Pull every "this" line out of the data below.
>> Start TASK MATERIAL
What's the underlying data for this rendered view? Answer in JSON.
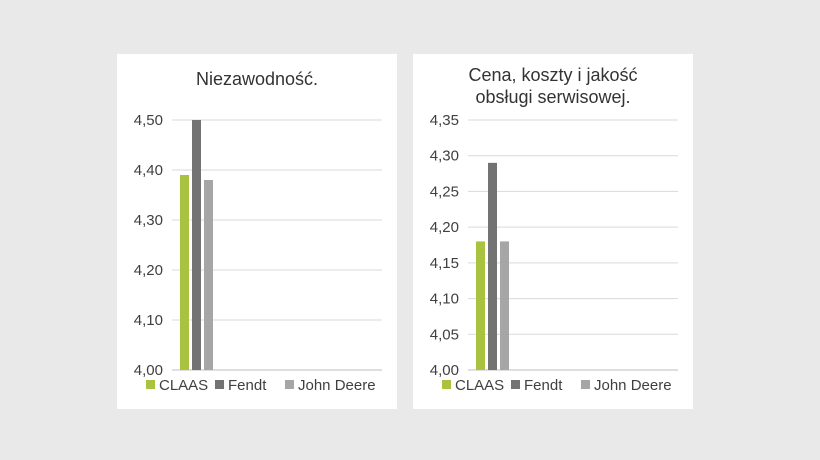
{
  "chart_data": [
    {
      "type": "bar",
      "title": "Niezawodność.",
      "categories": [
        ""
      ],
      "series": [
        {
          "name": "CLAAS",
          "values": [
            4.39
          ],
          "color": "#a9c23f"
        },
        {
          "name": "Fendt",
          "values": [
            4.5
          ],
          "color": "#737373"
        },
        {
          "name": "John Deere",
          "values": [
            4.38
          ],
          "color": "#a6a6a6"
        }
      ],
      "ylim": [
        4.0,
        4.5
      ],
      "yticks": [
        "4,00",
        "4,10",
        "4,20",
        "4,30",
        "4,40",
        "4,50"
      ],
      "grid": true,
      "legend": "bottom"
    },
    {
      "type": "bar",
      "title": "Cena, koszty i jakość obsługi serwisowej.",
      "title_lines": [
        "Cena, koszty i jakość",
        "obsługi serwisowej."
      ],
      "categories": [
        ""
      ],
      "series": [
        {
          "name": "CLAAS",
          "values": [
            4.18
          ],
          "color": "#a9c23f"
        },
        {
          "name": "Fendt",
          "values": [
            4.29
          ],
          "color": "#737373"
        },
        {
          "name": "John Deere",
          "values": [
            4.18
          ],
          "color": "#a6a6a6"
        }
      ],
      "ylim": [
        4.0,
        4.35
      ],
      "yticks": [
        "4,00",
        "4,05",
        "4,10",
        "4,15",
        "4,20",
        "4,25",
        "4,30",
        "4,35"
      ],
      "grid": true,
      "legend": "bottom"
    }
  ]
}
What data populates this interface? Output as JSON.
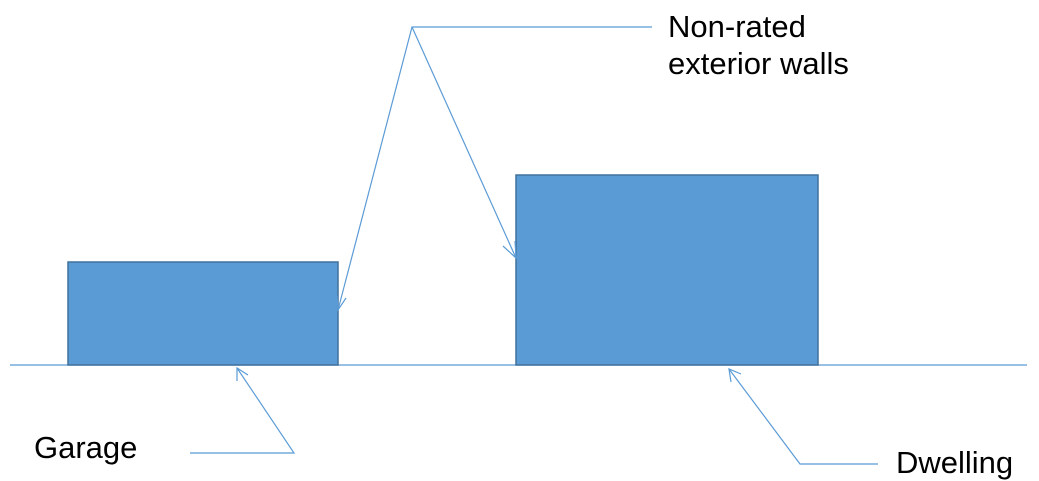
{
  "labels": {
    "walls_line1": "Non-rated",
    "walls_line2": "exterior walls",
    "garage": "Garage",
    "dwelling": "Dwelling"
  },
  "colors": {
    "box_fill": "#5b9bd5",
    "box_stroke": "#41719c",
    "line": "#5b9bd5",
    "text": "#000000"
  }
}
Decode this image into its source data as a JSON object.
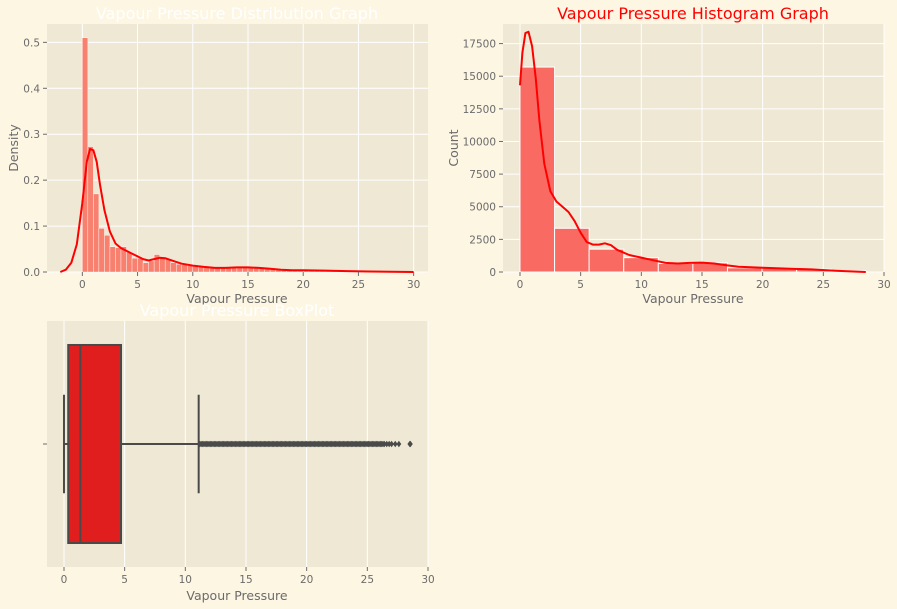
{
  "figure": {
    "background": "#fdf6e3",
    "panel_bg": "#eee8d5",
    "grid_color": "#ffffff",
    "text_color": "#6b6b6b"
  },
  "chart_data": [
    {
      "type": "bar",
      "subtype": "density-histogram-with-kde",
      "title": "Vapour Pressure Distribution Graph",
      "title_color": "#ffffff",
      "xlabel": "Vapour Pressure",
      "ylabel": "Density",
      "xlim": [
        -3.2,
        31.3
      ],
      "ylim": [
        0,
        0.54
      ],
      "xticks": [
        0,
        5,
        10,
        15,
        20,
        25,
        30
      ],
      "yticks": [
        0.0,
        0.1,
        0.2,
        0.3,
        0.4,
        0.5
      ],
      "ytick_labels": [
        "0.0",
        "0.1",
        "0.2",
        "0.3",
        "0.4",
        "0.5"
      ],
      "grid": true,
      "bar_color": "#f8806e",
      "line_color": "#ff0000",
      "bin_width": 0.5,
      "bins": [
        {
          "x": 0.0,
          "v": 0.51
        },
        {
          "x": 0.5,
          "v": 0.273
        },
        {
          "x": 1.0,
          "v": 0.17
        },
        {
          "x": 1.5,
          "v": 0.095
        },
        {
          "x": 2.0,
          "v": 0.08
        },
        {
          "x": 2.5,
          "v": 0.055
        },
        {
          "x": 3.0,
          "v": 0.053
        },
        {
          "x": 3.5,
          "v": 0.055
        },
        {
          "x": 4.0,
          "v": 0.043
        },
        {
          "x": 4.5,
          "v": 0.03
        },
        {
          "x": 5.0,
          "v": 0.03
        },
        {
          "x": 5.5,
          "v": 0.02
        },
        {
          "x": 6.0,
          "v": 0.024
        },
        {
          "x": 6.5,
          "v": 0.038
        },
        {
          "x": 7.0,
          "v": 0.03
        },
        {
          "x": 7.5,
          "v": 0.028
        },
        {
          "x": 8.0,
          "v": 0.02
        },
        {
          "x": 8.5,
          "v": 0.017
        },
        {
          "x": 9.0,
          "v": 0.016
        },
        {
          "x": 9.5,
          "v": 0.014
        },
        {
          "x": 10.0,
          "v": 0.012
        },
        {
          "x": 10.5,
          "v": 0.011
        },
        {
          "x": 11.0,
          "v": 0.01
        },
        {
          "x": 11.5,
          "v": 0.009
        },
        {
          "x": 12.0,
          "v": 0.009
        },
        {
          "x": 12.5,
          "v": 0.008
        },
        {
          "x": 13.0,
          "v": 0.009
        },
        {
          "x": 13.5,
          "v": 0.01
        },
        {
          "x": 14.0,
          "v": 0.01
        },
        {
          "x": 14.5,
          "v": 0.011
        },
        {
          "x": 15.0,
          "v": 0.01
        },
        {
          "x": 15.5,
          "v": 0.01
        },
        {
          "x": 16.0,
          "v": 0.009
        },
        {
          "x": 16.5,
          "v": 0.008
        },
        {
          "x": 17.0,
          "v": 0.007
        },
        {
          "x": 17.5,
          "v": 0.006
        },
        {
          "x": 18.0,
          "v": 0.005
        },
        {
          "x": 18.5,
          "v": 0.005
        },
        {
          "x": 19.0,
          "v": 0.004
        },
        {
          "x": 19.5,
          "v": 0.004
        },
        {
          "x": 20.0,
          "v": 0.004
        },
        {
          "x": 20.5,
          "v": 0.003
        },
        {
          "x": 21.0,
          "v": 0.003
        },
        {
          "x": 21.5,
          "v": 0.003
        },
        {
          "x": 22.0,
          "v": 0.002
        },
        {
          "x": 22.5,
          "v": 0.002
        },
        {
          "x": 23.0,
          "v": 0.002
        },
        {
          "x": 23.5,
          "v": 0.002
        },
        {
          "x": 24.0,
          "v": 0.002
        },
        {
          "x": 24.5,
          "v": 0.001
        },
        {
          "x": 25.0,
          "v": 0.001
        },
        {
          "x": 25.5,
          "v": 0.001
        },
        {
          "x": 26.0,
          "v": 0.001
        },
        {
          "x": 26.5,
          "v": 0.001
        },
        {
          "x": 27.0,
          "v": 0.0005
        },
        {
          "x": 27.5,
          "v": 0.0005
        },
        {
          "x": 28.0,
          "v": 0.0005
        }
      ],
      "kde": [
        [
          -2.0,
          0.0
        ],
        [
          -1.5,
          0.005
        ],
        [
          -1.0,
          0.02
        ],
        [
          -0.5,
          0.06
        ],
        [
          0.0,
          0.15
        ],
        [
          0.4,
          0.24
        ],
        [
          0.7,
          0.268
        ],
        [
          1.0,
          0.265
        ],
        [
          1.3,
          0.24
        ],
        [
          1.6,
          0.19
        ],
        [
          2.0,
          0.135
        ],
        [
          2.5,
          0.088
        ],
        [
          3.0,
          0.062
        ],
        [
          3.5,
          0.052
        ],
        [
          4.0,
          0.046
        ],
        [
          4.5,
          0.04
        ],
        [
          5.0,
          0.034
        ],
        [
          5.5,
          0.028
        ],
        [
          6.0,
          0.025
        ],
        [
          6.5,
          0.028
        ],
        [
          7.0,
          0.031
        ],
        [
          7.5,
          0.03
        ],
        [
          8.0,
          0.026
        ],
        [
          8.5,
          0.022
        ],
        [
          9.0,
          0.018
        ],
        [
          10.0,
          0.014
        ],
        [
          11.0,
          0.011
        ],
        [
          12.0,
          0.009
        ],
        [
          13.0,
          0.009
        ],
        [
          14.0,
          0.01
        ],
        [
          15.0,
          0.01
        ],
        [
          16.0,
          0.009
        ],
        [
          17.0,
          0.007
        ],
        [
          18.0,
          0.005
        ],
        [
          19.0,
          0.004
        ],
        [
          20.0,
          0.004
        ],
        [
          22.0,
          0.003
        ],
        [
          24.0,
          0.002
        ],
        [
          26.0,
          0.001
        ],
        [
          28.0,
          0.0005
        ],
        [
          30.0,
          0.0
        ]
      ]
    },
    {
      "type": "bar",
      "subtype": "count-histogram-with-kde",
      "title": "Vapour Pressure Histogram Graph",
      "title_color": "#ff0000",
      "xlabel": "Vapour Pressure",
      "ylabel": "Count",
      "xlim": [
        -1.4,
        30.0
      ],
      "ylim": [
        0,
        19000
      ],
      "xticks": [
        0,
        5,
        10,
        15,
        20,
        25,
        30
      ],
      "yticks": [
        0,
        2500,
        5000,
        7500,
        10000,
        12500,
        15000,
        17500
      ],
      "grid": true,
      "bar_color": "#f86a62",
      "line_color": "#ff0000",
      "bin_width": 2.85,
      "bins": [
        {
          "x": 0.0,
          "v": 15700
        },
        {
          "x": 2.85,
          "v": 3350
        },
        {
          "x": 5.7,
          "v": 1750
        },
        {
          "x": 8.55,
          "v": 1100
        },
        {
          "x": 11.4,
          "v": 650
        },
        {
          "x": 14.25,
          "v": 700
        },
        {
          "x": 17.1,
          "v": 320
        },
        {
          "x": 19.95,
          "v": 300
        },
        {
          "x": 22.8,
          "v": 220
        },
        {
          "x": 25.65,
          "v": 100
        }
      ],
      "kde": [
        [
          0.0,
          14300
        ],
        [
          0.2,
          16800
        ],
        [
          0.45,
          18300
        ],
        [
          0.7,
          18400
        ],
        [
          1.0,
          17300
        ],
        [
          1.3,
          14800
        ],
        [
          1.6,
          11600
        ],
        [
          2.0,
          8300
        ],
        [
          2.5,
          6200
        ],
        [
          3.0,
          5400
        ],
        [
          3.5,
          5000
        ],
        [
          4.0,
          4600
        ],
        [
          4.5,
          3900
        ],
        [
          5.0,
          3000
        ],
        [
          5.5,
          2300
        ],
        [
          6.0,
          2100
        ],
        [
          6.5,
          2100
        ],
        [
          7.0,
          2200
        ],
        [
          7.5,
          2050
        ],
        [
          8.0,
          1700
        ],
        [
          9.0,
          1300
        ],
        [
          10.0,
          1100
        ],
        [
          11.0,
          900
        ],
        [
          12.0,
          700
        ],
        [
          13.0,
          650
        ],
        [
          14.0,
          700
        ],
        [
          15.0,
          720
        ],
        [
          16.0,
          650
        ],
        [
          17.0,
          520
        ],
        [
          18.0,
          400
        ],
        [
          20.0,
          330
        ],
        [
          22.0,
          260
        ],
        [
          24.0,
          200
        ],
        [
          26.0,
          90
        ],
        [
          28.0,
          20
        ],
        [
          28.5,
          0
        ]
      ]
    },
    {
      "type": "boxplot",
      "title": "Vapour Pressure BoxPlot",
      "title_color": "#ffffff",
      "xlabel": "Vapour Pressure",
      "ylabel": "",
      "xlim": [
        -1.4,
        30.0
      ],
      "xticks": [
        0,
        5,
        10,
        15,
        20,
        25,
        30
      ],
      "grid": true,
      "box_color": "#e01e1e",
      "edge_color": "#4a4a4a",
      "whisker_low": 0.0,
      "q1": 0.35,
      "median": 1.35,
      "q3": 4.7,
      "whisker_high": 11.1,
      "outliers_dense_from": 11.2,
      "outliers_dense_to": 26.4,
      "outliers_sparse": [
        26.6,
        26.8,
        27.0,
        27.3,
        27.6,
        28.5,
        28.55
      ]
    }
  ]
}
>> End TASK MATERIAL
OUTPUT:
What's the underlying data for this rendered view? Answer in JSON.
What data populates this interface? Output as JSON.
Decode this image into its source data as a JSON object.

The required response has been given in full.